Directions: Nothing in the data should change when you return it, but leave the pictures out.

====

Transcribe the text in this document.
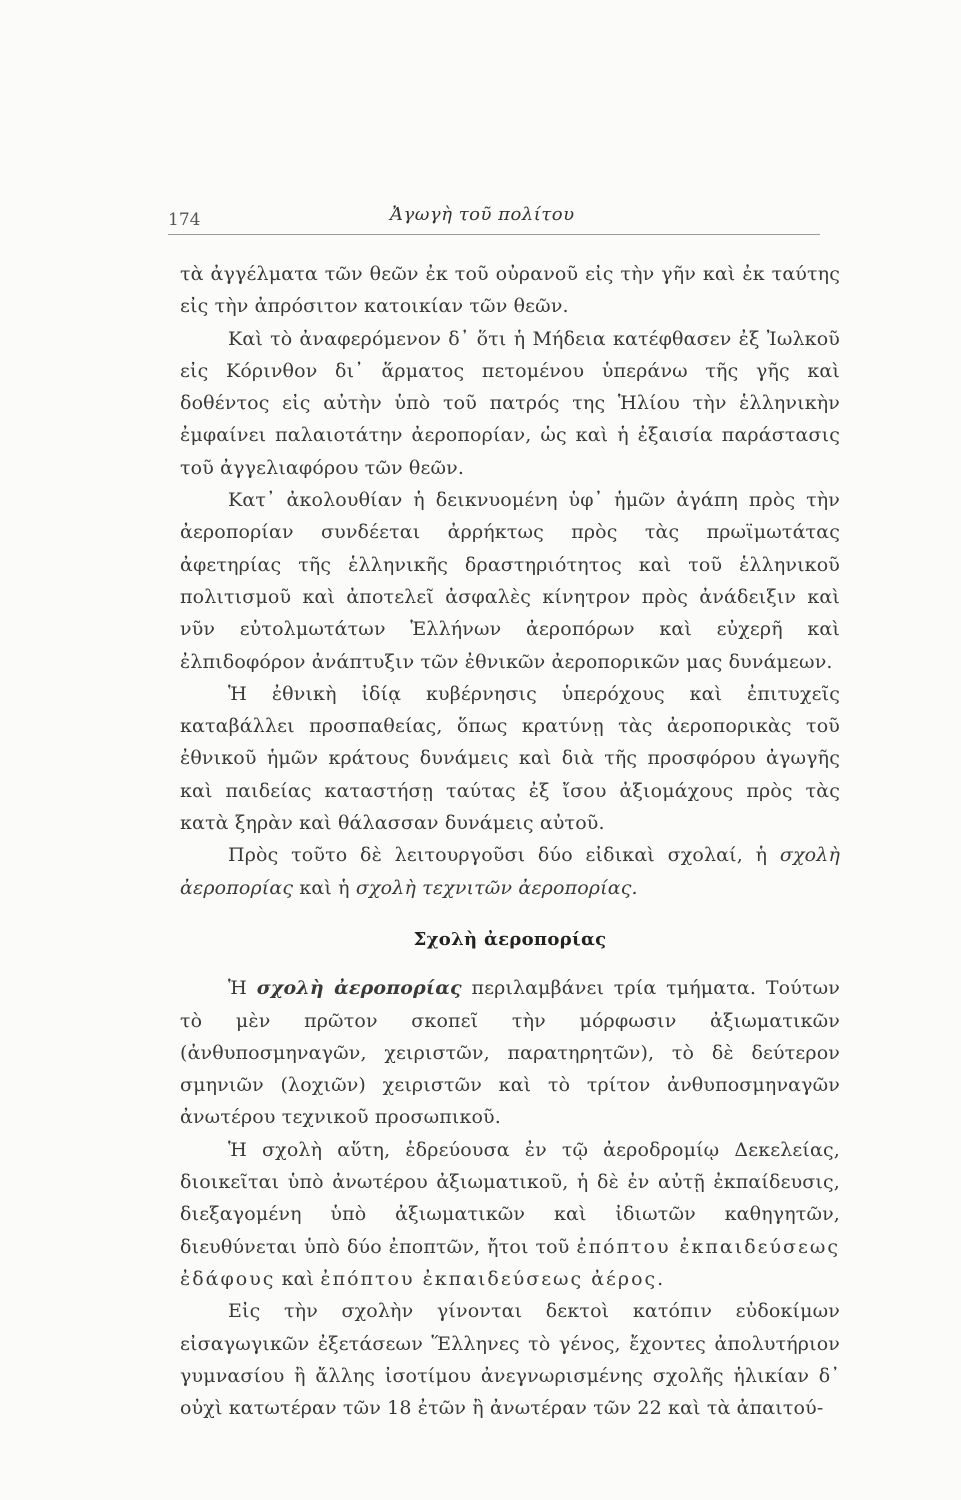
174	Ἀγωγὴ τοῦ πολίτου

τὰ ἀγγέλματα τῶν θεῶν ἐκ τοῦ οὐρανοῦ εἰς τὴν γῆν καὶ ἐκ ταύτης εἰς τὴν ἀπρόσιτον κατοικίαν τῶν θεῶν.

Καὶ τὸ ἀναφερόμενον δ᾽ ὅτι ἡ Μήδεια κατέφθασεν ἐξ Ἰωλκοῦ εἰς Κόρινθον δι᾽ ἅρματος πετομένου ὑπεράνω τῆς γῆς καὶ δοθέντος εἰς αὐτὴν ὑπὸ τοῦ πατρός της Ἡλίου τὴν ἑλληνικὴν ἐμφαίνει παλαιοτάτην ἀεροπορίαν, ὡς καὶ ἡ ἐξαισία παράστασις τοῦ ἀγγελιαφόρου τῶν θεῶν.

Κατ᾽ ἀκολουθίαν ἡ δεικνυομένη ὑφ᾽ ἡμῶν ἀγάπη πρὸς τὴν ἀεροπορίαν συνδέεται ἀρρήκτως πρὸς τὰς πρωϊμωτάτας ἀφετηρίας τῆς ἑλληνικῆς δραστηριότητος καὶ τοῦ ἑλληνικοῦ πολιτισμοῦ καὶ ἀποτελεῖ ἀσφαλὲς κίνητρον πρὸς ἀνάδειξιν καὶ νῦν εὐτολμωτάτων Ἑλλήνων ἀεροπόρων καὶ εὐχερῆ καὶ ἐλπιδοφόρον ἀνάπτυξιν τῶν ἐθνικῶν ἀεροπορικῶν μας δυνάμεων.

Ἡ ἐθνικὴ ἰδίᾳ κυβέρνησις ὑπερόχους καὶ ἐπιτυχεῖς καταβάλλει προσπαθείας, ὅπως κρατύνῃ τὰς ἀεροπορικὰς τοῦ ἐθνικοῦ ἡμῶν κράτους δυνάμεις καὶ διὰ τῆς προσφόρου ἀγωγῆς καὶ παιδείας καταστήσῃ ταύτας ἐξ ἴσου ἀξιομάχους πρὸς τὰς κατὰ ξηρὰν καὶ θάλασσαν δυνάμεις αὐτοῦ.

Πρὸς τοῦτο δὲ λειτουργοῦσι δύο εἰδικαὶ σχολαί, ἡ σχολὴ ἀεροπορίας καὶ ἡ σχολὴ τεχνιτῶν ἀεροπορίας.

Σχολὴ ἀεροπορίας

Ἡ σχολὴ ἀεροπορίας περιλαμβάνει τρία τμήματα. Τούτων τὸ μὲν πρῶτον σκοπεῖ τὴν μόρφωσιν ἀξιωματικῶν (ἀνθυποσμηναγῶν, χειριστῶν, παρατηρητῶν), τὸ δὲ δεύτερον σμηνιῶν (λοχιῶν) χειριστῶν καὶ τὸ τρίτον ἀνθυποσμηναγῶν ἀνωτέρου τεχνικοῦ προσωπικοῦ.

Ἡ σχολὴ αὕτη, ἑδρεύουσα ἐν τῷ ἀεροδρομίῳ Δεκελείας, διοικεῖται ὑπὸ ἀνωτέρου ἀξιωματικοῦ, ἡ δὲ ἐν αὐτῇ ἐκπαίδευσις, διεξαγομένη ὑπὸ ἀξιωματικῶν καὶ ἰδιωτῶν καθηγητῶν, διευθύνεται ὑπὸ δύο ἐποπτῶν, ἤτοι τοῦ ἐπόπτου ἐκπαιδεύσεως ἐδάφους καὶ ἐπόπτου ἐκπαιδεύσεως ἀέρος.

Εἰς τὴν σχολὴν γίνονται δεκτοὶ κατόπιν εὐδοκίμων εἰσαγωγικῶν ἐξετάσεων Ἕλληνες τὸ γένος, ἔχοντες ἀπολυτήριον γυμνασίου ἢ ἄλλης ἰσοτίμου ἀνεγνωρισμένης σχολῆς ἡλικίαν δ᾽ οὐχὶ κατωτέραν τῶν 18 ἐτῶν ἢ ἀνωτέραν τῶν 22 καὶ τὰ ἀπαιτού-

====

The reply:
Transcribe the text in this document.
174	Ἀγωγὴ τοῦ πολίτου

τὰ ἀγγέλματα τῶν θεῶν ἐκ τοῦ οὐρανοῦ εἰς τὴν γῆν καὶ ἐκ ταύτης εἰς τὴν ἀπρόσιτον κατοικίαν τῶν θεῶν.

Καὶ τὸ ἀναφερόμενον δ᾽ ὅτι ἡ Μήδεια κατέφθασεν ἐξ Ἰωλκοῦ εἰς Κόρινθον δι᾽ ἅρματος πετομένου ὑπεράνω τῆς γῆς καὶ δοθέντος εἰς αὐτὴν ὑπὸ τοῦ πατρός της Ἡλίου τὴν ἑλληνικὴν ἐμφαίνει παλαιοτάτην ἀεροπορίαν, ὡς καὶ ἡ ἐξαισία παράστασις τοῦ ἀγγελιαφόρου τῶν θεῶν.

Κατ᾽ ἀκολουθίαν ἡ δεικνυομένη ὑφ᾽ ἡμῶν ἀγάπη πρὸς τὴν ἀεροπορίαν συνδέεται ἀρρήκτως πρὸς τὰς πρωϊμωτάτας ἀφετηρίας τῆς ἑλληνικῆς δραστηριότητος καὶ τοῦ ἑλληνικοῦ πολιτισμοῦ καὶ ἀποτελεῖ ἀσφαλὲς κίνητρον πρὸς ἀνάδειξιν καὶ νῦν εὐτολμωτάτων Ἑλλήνων ἀεροπόρων καὶ εὐχερῆ καὶ ἐλπιδοφόρον ἀνάπτυξιν τῶν ἐθνικῶν ἀεροπορικῶν μας δυνάμεων.

Ἡ ἐθνικὴ ἰδίᾳ κυβέρνησις ὑπερόχους καὶ ἐπιτυχεῖς καταβάλλει προσπαθείας, ὅπως κρατύνῃ τὰς ἀεροπορικὰς τοῦ ἐθνικοῦ ἡμῶν κράτους δυνάμεις καὶ διὰ τῆς προσφόρου ἀγωγῆς καὶ παιδείας καταστήσῃ ταύτας ἐξ ἴσου ἀξιομάχους πρὸς τὰς κατὰ ξηρὰν καὶ θάλασσαν δυνάμεις αὐτοῦ.

Πρὸς τοῦτο δὲ λειτουργοῦσι δύο εἰδικαὶ σχολαί, ἡ σχολὴ ἀεροπορίας καὶ ἡ σχολὴ τεχνιτῶν ἀεροπορίας.

Σχολὴ ἀεροπορίας

Ἡ σχολὴ ἀεροπορίας περιλαμβάνει τρία τμήματα. Τούτων τὸ μὲν πρῶτον σκοπεῖ τὴν μόρφωσιν ἀξιωματικῶν (ἀνθυποσμηναγῶν, χειριστῶν, παρατηρητῶν), τὸ δὲ δεύτερον σμηνιῶν (λοχιῶν) χειριστῶν καὶ τὸ τρίτον ἀνθυποσμηναγῶν ἀνωτέρου τεχνικοῦ προσωπικοῦ.

Ἡ σχολὴ αὕτη, ἑδρεύουσα ἐν τῷ ἀεροδρομίῳ Δεκελείας, διοικεῖται ὑπὸ ἀνωτέρου ἀξιωματικοῦ, ἡ δὲ ἐν αὐτῇ ἐκπαίδευσις, διεξαγομένη ὑπὸ ἀξιωματικῶν καὶ ἰδιωτῶν καθηγητῶν, διευθύνεται ὑπὸ δύο ἐποπτῶν, ἤτοι τοῦ ἐπόπτου ἐκπαιδεύσεως ἐδάφους καὶ ἐπόπτου ἐκπαιδεύσεως ἀέρος.

Εἰς τὴν σχολὴν γίνονται δεκτοὶ κατόπιν εὐδοκίμων εἰσαγωγικῶν ἐξετάσεων Ἕλληνες τὸ γένος, ἔχοντες ἀπολυτήριον γυμνασίου ἢ ἄλλης ἰσοτίμου ἀνεγνωρισμένης σχολῆς ἡλικίαν δ᾽ οὐχὶ κατωτέραν τῶν 18 ἐτῶν ἢ ἀνωτέραν τῶν 22 καὶ τὰ ἀπαιτού-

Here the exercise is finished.